**TASK DIRECTIONS**
Copy each line of the data below exactly, leaving out pictures.

**ITEMS**
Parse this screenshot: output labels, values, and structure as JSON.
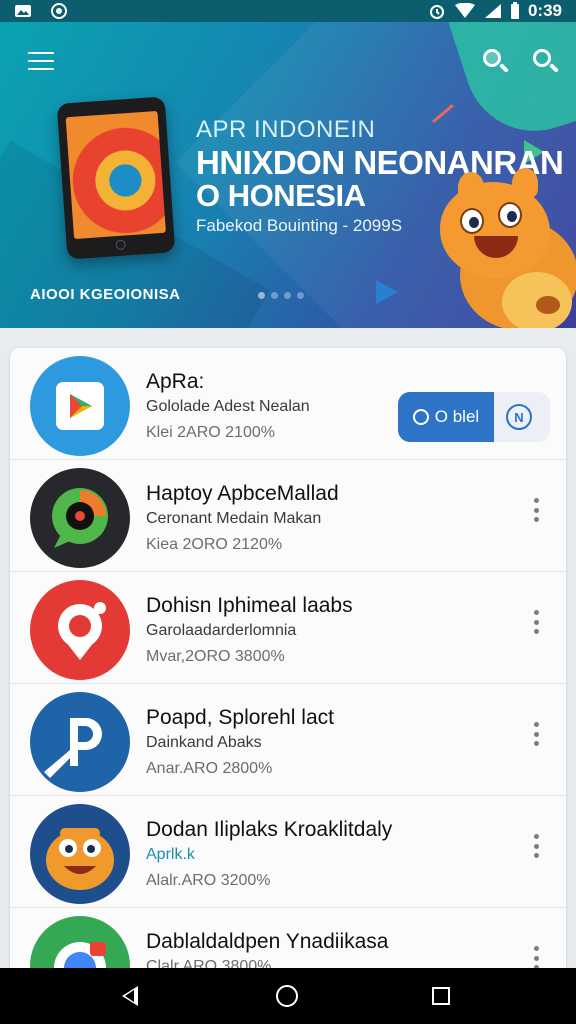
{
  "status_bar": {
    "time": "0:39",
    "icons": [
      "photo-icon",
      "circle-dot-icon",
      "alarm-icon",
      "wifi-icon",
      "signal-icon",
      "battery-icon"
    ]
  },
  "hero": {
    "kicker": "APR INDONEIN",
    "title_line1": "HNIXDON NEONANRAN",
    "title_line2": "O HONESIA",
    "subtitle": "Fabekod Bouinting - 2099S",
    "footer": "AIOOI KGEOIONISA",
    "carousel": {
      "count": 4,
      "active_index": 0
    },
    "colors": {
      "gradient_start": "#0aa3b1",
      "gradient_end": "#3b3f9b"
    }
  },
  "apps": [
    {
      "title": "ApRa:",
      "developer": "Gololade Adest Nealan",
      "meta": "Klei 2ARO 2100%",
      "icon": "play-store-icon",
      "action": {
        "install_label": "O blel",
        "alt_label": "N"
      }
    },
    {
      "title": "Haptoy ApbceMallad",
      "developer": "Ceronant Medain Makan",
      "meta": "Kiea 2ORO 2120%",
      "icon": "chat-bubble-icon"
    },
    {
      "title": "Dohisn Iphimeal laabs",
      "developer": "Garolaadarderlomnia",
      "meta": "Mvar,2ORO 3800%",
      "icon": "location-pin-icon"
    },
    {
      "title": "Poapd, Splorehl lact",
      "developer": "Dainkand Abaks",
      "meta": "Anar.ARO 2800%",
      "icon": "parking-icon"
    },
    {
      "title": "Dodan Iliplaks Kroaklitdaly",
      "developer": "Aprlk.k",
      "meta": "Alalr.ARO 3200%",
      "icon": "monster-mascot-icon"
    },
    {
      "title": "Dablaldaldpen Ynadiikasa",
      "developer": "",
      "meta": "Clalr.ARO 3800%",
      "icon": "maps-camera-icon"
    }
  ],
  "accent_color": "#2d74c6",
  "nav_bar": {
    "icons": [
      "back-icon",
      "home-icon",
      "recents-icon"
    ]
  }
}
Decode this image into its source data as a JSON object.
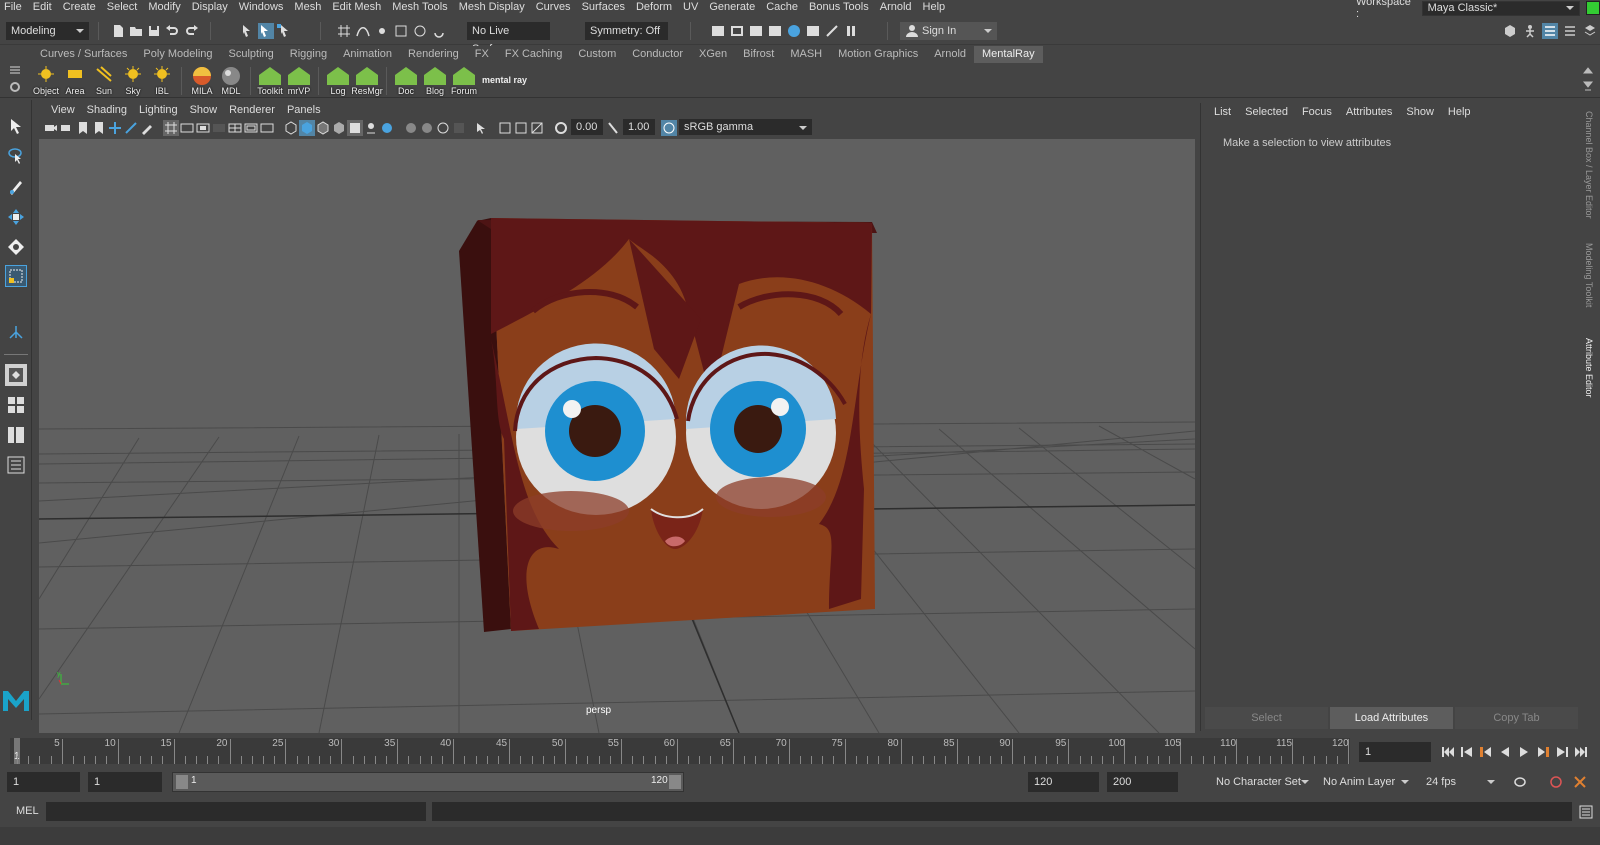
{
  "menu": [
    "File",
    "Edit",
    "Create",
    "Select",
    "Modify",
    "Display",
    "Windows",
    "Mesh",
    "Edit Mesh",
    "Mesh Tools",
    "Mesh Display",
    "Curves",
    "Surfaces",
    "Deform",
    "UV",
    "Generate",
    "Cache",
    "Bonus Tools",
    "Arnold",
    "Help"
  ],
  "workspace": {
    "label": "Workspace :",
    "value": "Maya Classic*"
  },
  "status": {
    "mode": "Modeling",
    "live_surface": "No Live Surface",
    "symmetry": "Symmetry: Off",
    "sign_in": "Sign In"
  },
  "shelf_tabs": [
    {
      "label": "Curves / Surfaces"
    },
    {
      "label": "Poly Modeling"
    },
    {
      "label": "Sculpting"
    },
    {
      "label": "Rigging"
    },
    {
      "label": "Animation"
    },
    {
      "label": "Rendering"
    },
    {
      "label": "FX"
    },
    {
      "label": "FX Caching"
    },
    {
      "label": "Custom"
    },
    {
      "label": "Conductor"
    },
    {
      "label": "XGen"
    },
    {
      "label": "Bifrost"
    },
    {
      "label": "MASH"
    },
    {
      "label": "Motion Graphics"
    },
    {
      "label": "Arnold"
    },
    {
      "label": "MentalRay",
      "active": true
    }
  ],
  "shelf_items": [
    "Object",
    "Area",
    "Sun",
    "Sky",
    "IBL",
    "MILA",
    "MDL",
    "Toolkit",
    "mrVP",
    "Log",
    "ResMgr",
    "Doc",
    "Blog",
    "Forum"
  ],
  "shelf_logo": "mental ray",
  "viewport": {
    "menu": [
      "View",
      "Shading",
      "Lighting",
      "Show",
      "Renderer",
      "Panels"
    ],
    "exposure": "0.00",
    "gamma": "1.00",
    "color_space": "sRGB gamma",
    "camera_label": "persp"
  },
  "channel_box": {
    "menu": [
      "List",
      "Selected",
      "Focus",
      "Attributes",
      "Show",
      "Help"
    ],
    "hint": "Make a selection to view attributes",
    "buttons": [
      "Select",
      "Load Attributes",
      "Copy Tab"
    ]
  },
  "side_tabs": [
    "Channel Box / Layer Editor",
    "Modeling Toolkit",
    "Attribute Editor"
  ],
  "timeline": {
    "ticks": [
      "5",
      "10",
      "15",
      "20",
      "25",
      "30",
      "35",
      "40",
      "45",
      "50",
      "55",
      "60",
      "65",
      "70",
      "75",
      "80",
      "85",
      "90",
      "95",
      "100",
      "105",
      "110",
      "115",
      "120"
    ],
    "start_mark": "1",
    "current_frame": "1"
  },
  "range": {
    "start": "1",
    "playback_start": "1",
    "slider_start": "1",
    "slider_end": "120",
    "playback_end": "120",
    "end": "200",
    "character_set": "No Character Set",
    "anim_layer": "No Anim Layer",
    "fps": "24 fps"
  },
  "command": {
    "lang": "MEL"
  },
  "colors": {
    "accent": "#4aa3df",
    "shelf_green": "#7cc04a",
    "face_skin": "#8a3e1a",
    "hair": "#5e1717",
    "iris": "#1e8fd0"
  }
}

**SOLUTION TO THE PROBLEM**
Parse this screenshot: output labels, values, and structure as JSON.
{
  "status_bar": {
    "time": "0:39",
    "icons": [
      "photo-icon",
      "circle-dot-icon",
      "alarm-icon",
      "wifi-icon",
      "signal-icon",
      "battery-icon"
    ]
  },
  "hero": {
    "kicker": "APR INDONEIN",
    "title_line1": "HNIXDON NEONANRAN",
    "title_line2": "O HONESIA",
    "subtitle": "Fabekod Bouinting - 2099S",
    "footer": "AIOOI KGEOIONISA",
    "carousel": {
      "count": 4,
      "active_index": 0
    },
    "colors": {
      "gradient_start": "#0aa3b1",
      "gradient_end": "#3b3f9b"
    }
  },
  "apps": [
    {
      "title": "ApRa:",
      "developer": "Gololade Adest Nealan",
      "meta": "Klei 2ARO 2100%",
      "icon": "play-store-icon",
      "action": {
        "install_label": "O blel",
        "alt_label": "N"
      }
    },
    {
      "title": "Haptoy ApbceMallad",
      "developer": "Ceronant Medain Makan",
      "meta": "Kiea 2ORO 2120%",
      "icon": "chat-bubble-icon"
    },
    {
      "title": "Dohisn Iphimeal laabs",
      "developer": "Garolaadarderlomnia",
      "meta": "Mvar,2ORO 3800%",
      "icon": "location-pin-icon"
    },
    {
      "title": "Poapd, Splorehl lact",
      "developer": "Dainkand Abaks",
      "meta": "Anar.ARO 2800%",
      "icon": "parking-icon"
    },
    {
      "title": "Dodan Iliplaks Kroaklitdaly",
      "developer": "Aprlk.k",
      "meta": "Alalr.ARO 3200%",
      "icon": "monster-mascot-icon"
    },
    {
      "title": "Dablaldaldpen Ynadiikasa",
      "developer": "",
      "meta": "Clalr.ARO 3800%",
      "icon": "maps-camera-icon"
    }
  ],
  "accent_color": "#2d74c6",
  "nav_bar": {
    "icons": [
      "back-icon",
      "home-icon",
      "recents-icon"
    ]
  }
}
Decode this image into its source data as a JSON object.
{
  "menu": [
    "File",
    "Edit",
    "Create",
    "Select",
    "Modify",
    "Display",
    "Windows",
    "Mesh",
    "Edit Mesh",
    "Mesh Tools",
    "Mesh Display",
    "Curves",
    "Surfaces",
    "Deform",
    "UV",
    "Generate",
    "Cache",
    "Bonus Tools",
    "Arnold",
    "Help"
  ],
  "workspace": {
    "label": "Workspace :",
    "value": "Maya Classic*"
  },
  "status": {
    "mode": "Modeling",
    "live_surface": "No Live Surface",
    "symmetry": "Symmetry: Off",
    "sign_in": "Sign In"
  },
  "shelf_tabs": [
    {
      "label": "Curves / Surfaces"
    },
    {
      "label": "Poly Modeling"
    },
    {
      "label": "Sculpting"
    },
    {
      "label": "Rigging"
    },
    {
      "label": "Animation"
    },
    {
      "label": "Rendering"
    },
    {
      "label": "FX"
    },
    {
      "label": "FX Caching"
    },
    {
      "label": "Custom"
    },
    {
      "label": "Conductor"
    },
    {
      "label": "XGen"
    },
    {
      "label": "Bifrost"
    },
    {
      "label": "MASH"
    },
    {
      "label": "Motion Graphics"
    },
    {
      "label": "Arnold"
    },
    {
      "label": "MentalRay",
      "active": true
    }
  ],
  "shelf_items": [
    "Object",
    "Area",
    "Sun",
    "Sky",
    "IBL",
    "MILA",
    "MDL",
    "Toolkit",
    "mrVP",
    "Log",
    "ResMgr",
    "Doc",
    "Blog",
    "Forum"
  ],
  "shelf_logo": "mental ray",
  "viewport": {
    "menu": [
      "View",
      "Shading",
      "Lighting",
      "Show",
      "Renderer",
      "Panels"
    ],
    "exposure": "0.00",
    "gamma": "1.00",
    "color_space": "sRGB gamma",
    "camera_label": "persp"
  },
  "channel_box": {
    "menu": [
      "List",
      "Selected",
      "Focus",
      "Attributes",
      "Show",
      "Help"
    ],
    "hint": "Make a selection to view attributes",
    "buttons": [
      "Select",
      "Load Attributes",
      "Copy Tab"
    ]
  },
  "side_tabs": [
    "Channel Box / Layer Editor",
    "Modeling Toolkit",
    "Attribute Editor"
  ],
  "timeline": {
    "ticks": [
      "5",
      "10",
      "15",
      "20",
      "25",
      "30",
      "35",
      "40",
      "45",
      "50",
      "55",
      "60",
      "65",
      "70",
      "75",
      "80",
      "85",
      "90",
      "95",
      "100",
      "105",
      "110",
      "115",
      "120"
    ],
    "start_mark": "1",
    "current_frame": "1"
  },
  "range": {
    "start": "1",
    "playback_start": "1",
    "slider_start": "1",
    "slider_end": "120",
    "playback_end": "120",
    "end": "200",
    "character_set": "No Character Set",
    "anim_layer": "No Anim Layer",
    "fps": "24 fps"
  },
  "command": {
    "lang": "MEL"
  },
  "colors": {
    "accent": "#4aa3df",
    "shelf_green": "#7cc04a",
    "face_skin": "#8a3e1a",
    "hair": "#5e1717",
    "iris": "#1e8fd0"
  }
}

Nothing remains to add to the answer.